» INFORMATION GIVEN
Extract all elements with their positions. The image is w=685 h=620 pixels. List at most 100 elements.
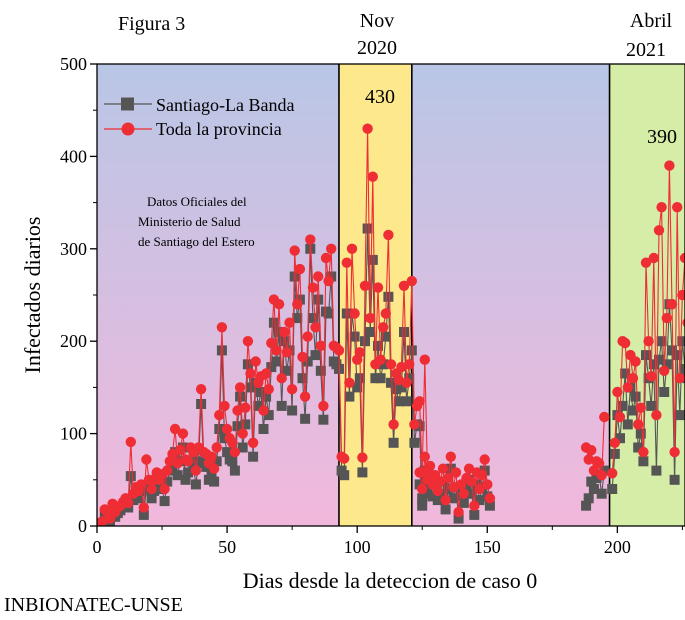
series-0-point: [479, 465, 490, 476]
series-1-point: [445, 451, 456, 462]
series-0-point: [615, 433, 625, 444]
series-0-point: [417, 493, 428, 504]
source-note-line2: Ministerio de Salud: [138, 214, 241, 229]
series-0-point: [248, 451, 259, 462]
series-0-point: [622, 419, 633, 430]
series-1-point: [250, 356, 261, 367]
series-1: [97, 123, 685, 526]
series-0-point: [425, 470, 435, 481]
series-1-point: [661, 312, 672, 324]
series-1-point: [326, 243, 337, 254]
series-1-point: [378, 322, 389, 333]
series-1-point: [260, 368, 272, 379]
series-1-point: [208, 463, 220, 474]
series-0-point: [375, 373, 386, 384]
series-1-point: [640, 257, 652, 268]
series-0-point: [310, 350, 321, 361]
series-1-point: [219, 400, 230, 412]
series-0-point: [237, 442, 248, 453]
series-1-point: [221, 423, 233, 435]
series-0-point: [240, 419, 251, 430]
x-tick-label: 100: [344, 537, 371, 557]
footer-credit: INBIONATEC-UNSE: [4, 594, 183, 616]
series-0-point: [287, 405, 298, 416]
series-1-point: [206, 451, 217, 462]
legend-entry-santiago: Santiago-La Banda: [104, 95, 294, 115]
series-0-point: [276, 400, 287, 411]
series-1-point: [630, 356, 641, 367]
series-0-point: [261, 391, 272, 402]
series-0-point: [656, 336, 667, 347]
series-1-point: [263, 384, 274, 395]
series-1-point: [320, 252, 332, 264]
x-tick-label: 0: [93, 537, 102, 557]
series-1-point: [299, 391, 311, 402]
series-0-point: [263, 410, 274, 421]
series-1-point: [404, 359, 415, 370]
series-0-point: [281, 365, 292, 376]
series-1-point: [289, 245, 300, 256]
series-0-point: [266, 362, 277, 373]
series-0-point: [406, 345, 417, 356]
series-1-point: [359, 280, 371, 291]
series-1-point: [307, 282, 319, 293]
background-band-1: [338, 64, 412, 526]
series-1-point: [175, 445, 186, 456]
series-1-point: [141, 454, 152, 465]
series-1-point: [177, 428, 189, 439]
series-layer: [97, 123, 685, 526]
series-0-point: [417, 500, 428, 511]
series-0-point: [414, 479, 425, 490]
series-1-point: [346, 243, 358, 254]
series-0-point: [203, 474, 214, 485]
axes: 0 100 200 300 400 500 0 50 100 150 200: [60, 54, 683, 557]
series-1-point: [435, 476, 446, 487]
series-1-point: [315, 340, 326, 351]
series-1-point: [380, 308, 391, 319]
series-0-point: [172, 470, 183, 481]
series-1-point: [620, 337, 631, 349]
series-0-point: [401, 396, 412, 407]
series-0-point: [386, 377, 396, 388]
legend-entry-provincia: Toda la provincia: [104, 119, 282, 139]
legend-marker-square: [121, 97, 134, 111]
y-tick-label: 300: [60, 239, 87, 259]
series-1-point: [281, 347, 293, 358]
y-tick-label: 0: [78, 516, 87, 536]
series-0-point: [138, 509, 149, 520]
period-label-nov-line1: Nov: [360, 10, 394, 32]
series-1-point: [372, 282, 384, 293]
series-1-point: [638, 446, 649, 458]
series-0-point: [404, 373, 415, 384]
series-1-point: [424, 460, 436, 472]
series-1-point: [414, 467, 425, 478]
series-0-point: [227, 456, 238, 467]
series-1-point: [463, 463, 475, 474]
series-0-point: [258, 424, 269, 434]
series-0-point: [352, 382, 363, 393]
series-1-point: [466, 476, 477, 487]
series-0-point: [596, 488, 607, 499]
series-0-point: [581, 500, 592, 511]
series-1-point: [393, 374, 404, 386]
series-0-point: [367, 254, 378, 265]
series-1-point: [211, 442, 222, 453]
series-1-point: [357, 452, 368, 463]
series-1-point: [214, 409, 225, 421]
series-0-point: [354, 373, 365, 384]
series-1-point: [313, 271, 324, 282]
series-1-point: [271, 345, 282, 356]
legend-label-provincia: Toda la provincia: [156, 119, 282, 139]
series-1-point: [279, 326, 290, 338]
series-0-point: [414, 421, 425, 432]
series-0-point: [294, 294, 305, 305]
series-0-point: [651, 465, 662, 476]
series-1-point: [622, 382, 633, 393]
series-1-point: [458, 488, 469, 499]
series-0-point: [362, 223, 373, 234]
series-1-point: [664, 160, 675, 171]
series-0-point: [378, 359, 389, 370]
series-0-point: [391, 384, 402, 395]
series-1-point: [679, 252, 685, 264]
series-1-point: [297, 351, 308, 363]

...

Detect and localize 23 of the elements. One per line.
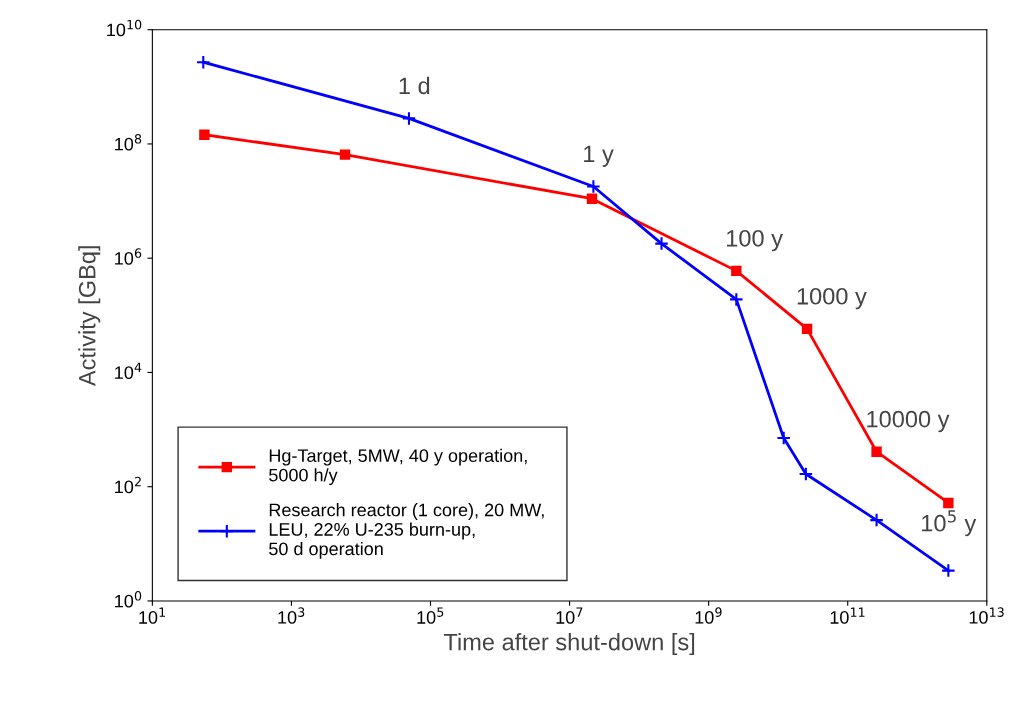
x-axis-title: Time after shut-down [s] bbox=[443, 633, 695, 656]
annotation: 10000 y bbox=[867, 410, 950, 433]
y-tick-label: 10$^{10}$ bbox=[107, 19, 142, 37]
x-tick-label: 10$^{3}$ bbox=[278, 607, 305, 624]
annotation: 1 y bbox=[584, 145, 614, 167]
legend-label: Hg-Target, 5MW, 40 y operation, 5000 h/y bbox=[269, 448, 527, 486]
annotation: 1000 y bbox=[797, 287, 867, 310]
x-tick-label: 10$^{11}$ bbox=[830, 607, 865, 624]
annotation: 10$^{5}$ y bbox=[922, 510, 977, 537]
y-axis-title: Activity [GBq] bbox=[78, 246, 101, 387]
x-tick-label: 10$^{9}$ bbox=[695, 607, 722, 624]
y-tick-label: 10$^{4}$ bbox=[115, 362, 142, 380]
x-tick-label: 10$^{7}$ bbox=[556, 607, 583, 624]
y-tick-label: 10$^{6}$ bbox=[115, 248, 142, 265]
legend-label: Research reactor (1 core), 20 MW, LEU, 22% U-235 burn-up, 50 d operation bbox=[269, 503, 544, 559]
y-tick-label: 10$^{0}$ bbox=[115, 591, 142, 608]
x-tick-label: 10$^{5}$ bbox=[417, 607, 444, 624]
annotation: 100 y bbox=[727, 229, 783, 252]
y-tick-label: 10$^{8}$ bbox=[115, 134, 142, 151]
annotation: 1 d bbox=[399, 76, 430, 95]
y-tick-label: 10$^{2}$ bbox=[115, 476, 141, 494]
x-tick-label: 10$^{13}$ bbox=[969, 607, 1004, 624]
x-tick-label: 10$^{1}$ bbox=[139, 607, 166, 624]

» WRITTEN INSTRUCTION
Reproduce the material from the line with "x-axis-title: Time after" to the line with "591, 142, 608]", both included, with nothing changed.

» SOLUTION
x-axis-title: Time after shut-down [s] bbox=[443, 633, 695, 656]
annotation: 10000 y bbox=[867, 410, 950, 433]
y-tick-label: 10$^{10}$ bbox=[107, 19, 142, 37]
x-tick-label: 10$^{3}$ bbox=[278, 607, 305, 624]
annotation: 1 y bbox=[584, 145, 614, 167]
legend-label: Hg-Target, 5MW, 40 y operation, 5000 h/y bbox=[269, 448, 527, 486]
annotation: 1000 y bbox=[797, 287, 867, 310]
x-tick-label: 10$^{11}$ bbox=[830, 607, 865, 624]
annotation: 10$^{5}$ y bbox=[922, 510, 977, 537]
y-axis-title: Activity [GBq] bbox=[78, 246, 101, 387]
x-tick-label: 10$^{9}$ bbox=[695, 607, 722, 624]
y-tick-label: 10$^{4}$ bbox=[115, 362, 142, 380]
x-tick-label: 10$^{7}$ bbox=[556, 607, 583, 624]
y-tick-label: 10$^{6}$ bbox=[115, 248, 142, 265]
legend-label: Research reactor (1 core), 20 MW, LEU, 22% U-235 burn-up, 50 d operation bbox=[269, 503, 544, 559]
y-tick-label: 10$^{0}$ bbox=[115, 591, 142, 608]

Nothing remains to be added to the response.